Extracted records:
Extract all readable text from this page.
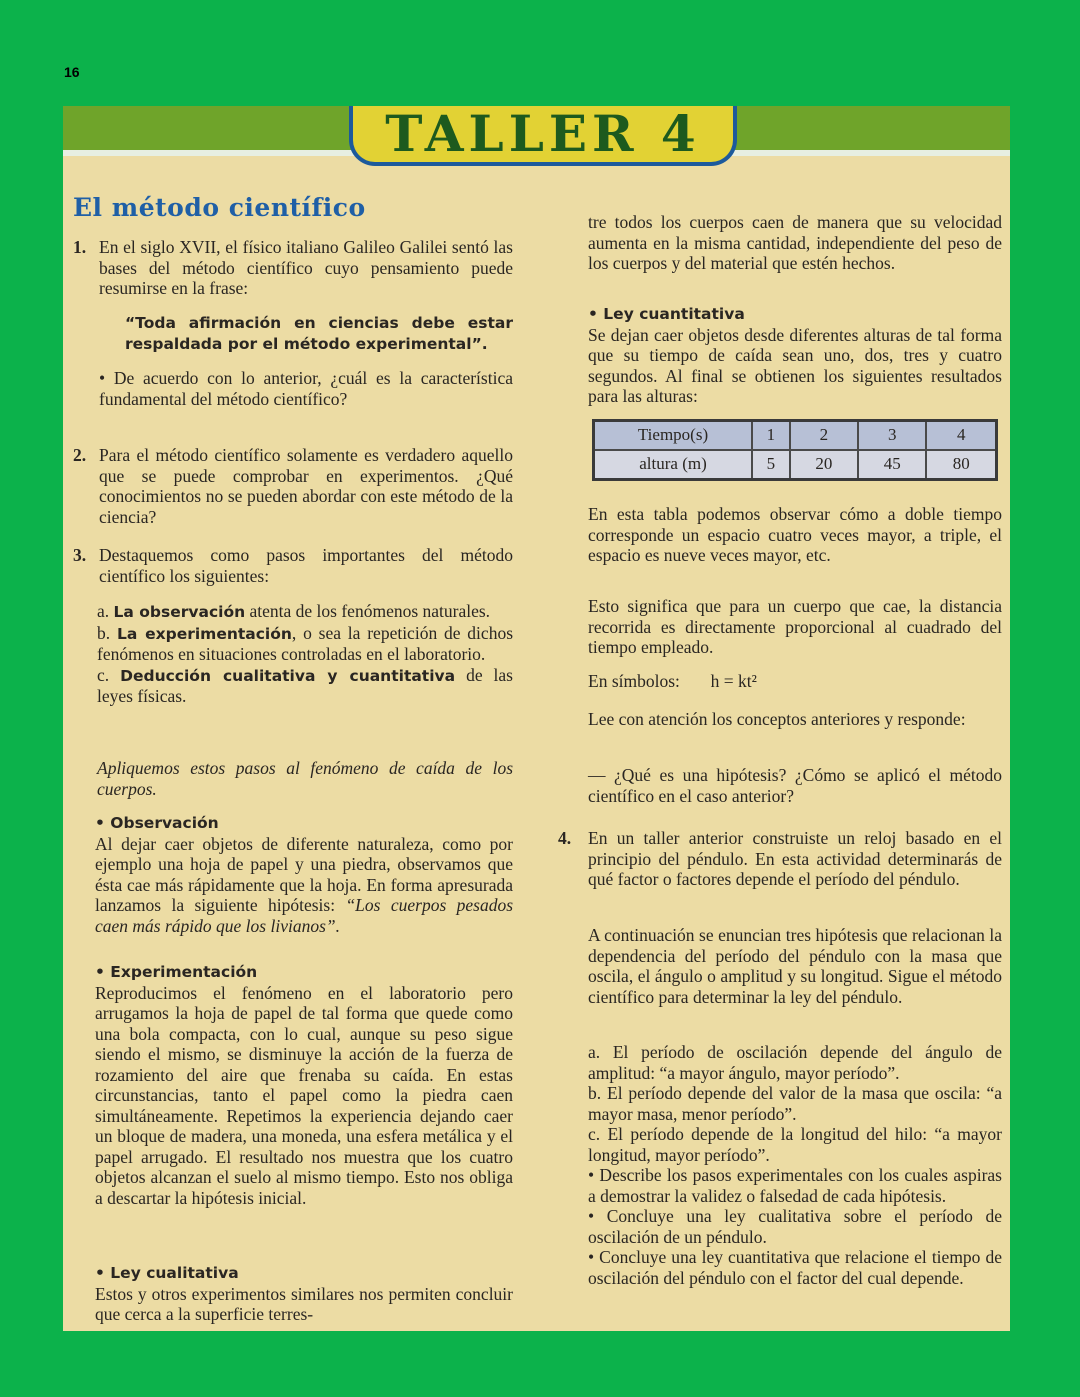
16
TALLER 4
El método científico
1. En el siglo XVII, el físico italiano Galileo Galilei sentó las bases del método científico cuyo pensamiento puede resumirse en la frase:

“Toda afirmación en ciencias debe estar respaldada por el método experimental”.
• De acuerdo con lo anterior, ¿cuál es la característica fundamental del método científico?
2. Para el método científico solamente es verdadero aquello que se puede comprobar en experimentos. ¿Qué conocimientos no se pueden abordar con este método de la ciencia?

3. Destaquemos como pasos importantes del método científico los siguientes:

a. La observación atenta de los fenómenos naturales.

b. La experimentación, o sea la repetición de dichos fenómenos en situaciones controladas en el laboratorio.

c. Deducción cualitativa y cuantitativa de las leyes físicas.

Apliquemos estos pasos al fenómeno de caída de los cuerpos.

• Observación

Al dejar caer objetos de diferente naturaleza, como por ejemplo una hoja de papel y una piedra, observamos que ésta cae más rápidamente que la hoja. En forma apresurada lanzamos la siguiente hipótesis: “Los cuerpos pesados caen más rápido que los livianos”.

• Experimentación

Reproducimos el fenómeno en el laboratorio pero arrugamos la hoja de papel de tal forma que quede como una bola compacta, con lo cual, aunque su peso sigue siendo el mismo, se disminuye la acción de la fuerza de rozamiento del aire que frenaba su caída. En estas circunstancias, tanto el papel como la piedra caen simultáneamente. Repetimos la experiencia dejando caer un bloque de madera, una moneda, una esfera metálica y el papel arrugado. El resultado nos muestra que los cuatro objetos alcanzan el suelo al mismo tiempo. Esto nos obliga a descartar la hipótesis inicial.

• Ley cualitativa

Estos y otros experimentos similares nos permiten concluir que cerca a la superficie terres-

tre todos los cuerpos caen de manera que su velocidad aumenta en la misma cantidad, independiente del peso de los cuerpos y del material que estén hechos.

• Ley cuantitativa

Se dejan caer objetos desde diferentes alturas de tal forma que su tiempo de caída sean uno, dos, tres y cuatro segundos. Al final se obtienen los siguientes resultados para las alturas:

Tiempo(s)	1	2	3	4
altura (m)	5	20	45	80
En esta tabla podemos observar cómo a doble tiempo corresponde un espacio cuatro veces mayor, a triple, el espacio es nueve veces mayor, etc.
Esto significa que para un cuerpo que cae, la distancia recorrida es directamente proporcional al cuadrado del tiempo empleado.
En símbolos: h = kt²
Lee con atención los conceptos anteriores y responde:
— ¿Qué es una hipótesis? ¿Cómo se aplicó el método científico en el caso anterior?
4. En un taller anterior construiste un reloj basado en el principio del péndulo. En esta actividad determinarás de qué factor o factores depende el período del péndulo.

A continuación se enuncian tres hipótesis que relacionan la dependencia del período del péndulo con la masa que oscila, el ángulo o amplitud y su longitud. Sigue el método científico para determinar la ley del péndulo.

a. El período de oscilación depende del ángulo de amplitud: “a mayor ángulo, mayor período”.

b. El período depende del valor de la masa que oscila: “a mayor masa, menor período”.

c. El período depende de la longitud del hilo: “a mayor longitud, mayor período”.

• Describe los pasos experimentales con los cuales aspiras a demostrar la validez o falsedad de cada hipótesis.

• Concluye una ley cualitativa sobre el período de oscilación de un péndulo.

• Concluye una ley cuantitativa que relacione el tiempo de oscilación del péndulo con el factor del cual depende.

==

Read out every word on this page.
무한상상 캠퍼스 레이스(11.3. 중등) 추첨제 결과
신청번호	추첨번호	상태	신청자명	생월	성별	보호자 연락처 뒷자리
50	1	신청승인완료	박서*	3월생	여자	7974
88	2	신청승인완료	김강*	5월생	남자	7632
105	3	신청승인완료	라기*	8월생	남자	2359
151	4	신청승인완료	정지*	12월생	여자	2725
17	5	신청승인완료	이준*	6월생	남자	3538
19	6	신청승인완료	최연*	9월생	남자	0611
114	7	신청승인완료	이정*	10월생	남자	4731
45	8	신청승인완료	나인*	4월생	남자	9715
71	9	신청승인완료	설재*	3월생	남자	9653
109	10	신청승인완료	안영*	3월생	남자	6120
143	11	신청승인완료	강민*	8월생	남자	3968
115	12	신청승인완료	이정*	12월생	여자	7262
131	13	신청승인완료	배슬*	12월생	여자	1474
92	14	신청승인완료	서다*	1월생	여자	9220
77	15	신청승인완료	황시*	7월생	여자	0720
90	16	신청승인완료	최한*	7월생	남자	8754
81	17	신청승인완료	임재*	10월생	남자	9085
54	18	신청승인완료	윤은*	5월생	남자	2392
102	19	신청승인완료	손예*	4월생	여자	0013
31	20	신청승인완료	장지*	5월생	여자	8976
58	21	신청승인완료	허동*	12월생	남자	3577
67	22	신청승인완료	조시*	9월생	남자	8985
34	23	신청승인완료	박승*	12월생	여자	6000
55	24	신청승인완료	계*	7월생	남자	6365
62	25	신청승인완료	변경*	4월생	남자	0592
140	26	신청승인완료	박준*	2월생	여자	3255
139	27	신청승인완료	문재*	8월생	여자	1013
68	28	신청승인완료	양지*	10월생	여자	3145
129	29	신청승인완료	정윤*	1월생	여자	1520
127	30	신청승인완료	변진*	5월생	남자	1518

---

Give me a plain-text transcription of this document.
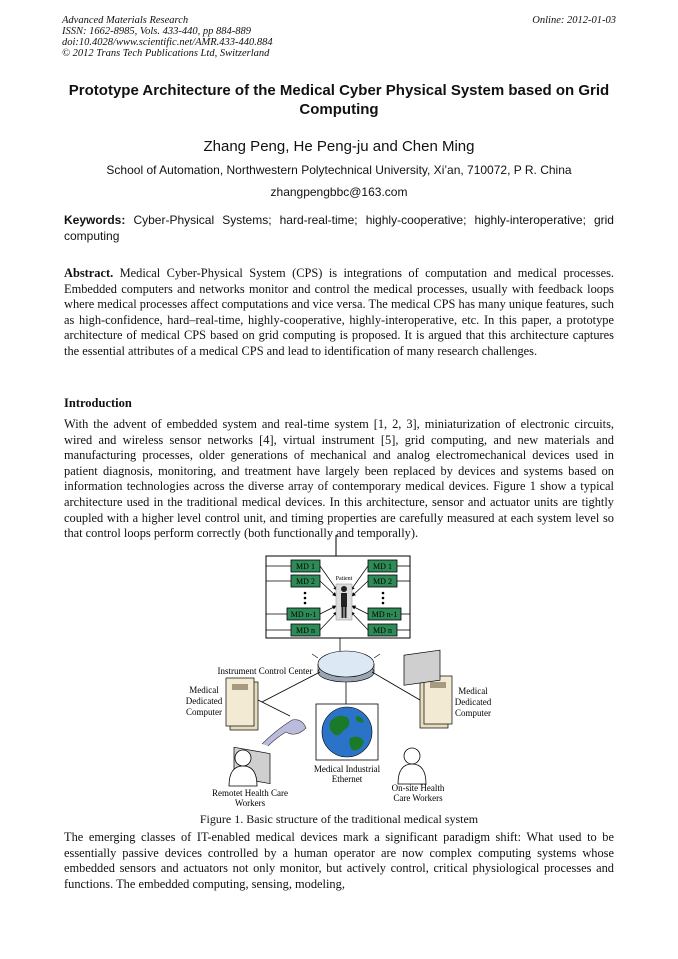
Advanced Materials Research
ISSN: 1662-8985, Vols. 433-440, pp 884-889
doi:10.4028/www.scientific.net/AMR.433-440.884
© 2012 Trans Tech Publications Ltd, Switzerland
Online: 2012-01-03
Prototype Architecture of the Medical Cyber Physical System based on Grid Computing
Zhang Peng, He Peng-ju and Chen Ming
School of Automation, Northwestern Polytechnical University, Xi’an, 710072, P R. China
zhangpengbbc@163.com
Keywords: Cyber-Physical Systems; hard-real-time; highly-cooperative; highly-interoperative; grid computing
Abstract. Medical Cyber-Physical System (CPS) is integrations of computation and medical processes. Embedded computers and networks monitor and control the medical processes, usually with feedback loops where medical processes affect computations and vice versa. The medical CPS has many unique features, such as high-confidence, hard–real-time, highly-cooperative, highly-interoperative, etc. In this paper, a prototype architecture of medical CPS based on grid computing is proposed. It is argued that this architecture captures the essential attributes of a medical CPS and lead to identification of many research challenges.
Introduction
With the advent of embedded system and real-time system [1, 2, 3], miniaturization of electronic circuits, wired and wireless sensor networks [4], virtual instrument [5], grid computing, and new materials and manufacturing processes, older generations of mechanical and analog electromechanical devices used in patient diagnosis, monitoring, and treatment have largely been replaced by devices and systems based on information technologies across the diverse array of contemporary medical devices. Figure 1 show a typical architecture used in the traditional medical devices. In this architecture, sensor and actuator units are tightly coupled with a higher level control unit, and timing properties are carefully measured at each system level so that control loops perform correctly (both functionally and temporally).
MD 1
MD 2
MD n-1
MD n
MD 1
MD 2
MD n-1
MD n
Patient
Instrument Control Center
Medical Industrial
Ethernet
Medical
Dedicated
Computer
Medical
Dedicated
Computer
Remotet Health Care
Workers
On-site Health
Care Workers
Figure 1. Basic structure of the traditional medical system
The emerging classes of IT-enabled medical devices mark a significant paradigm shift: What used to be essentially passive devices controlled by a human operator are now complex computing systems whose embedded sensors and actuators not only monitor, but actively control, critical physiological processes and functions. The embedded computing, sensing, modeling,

▶ **YOUR GOAL**
Answer with one number only: how many lines above contain the word "hard".

▶ **WRITTEN RESPONSE**
2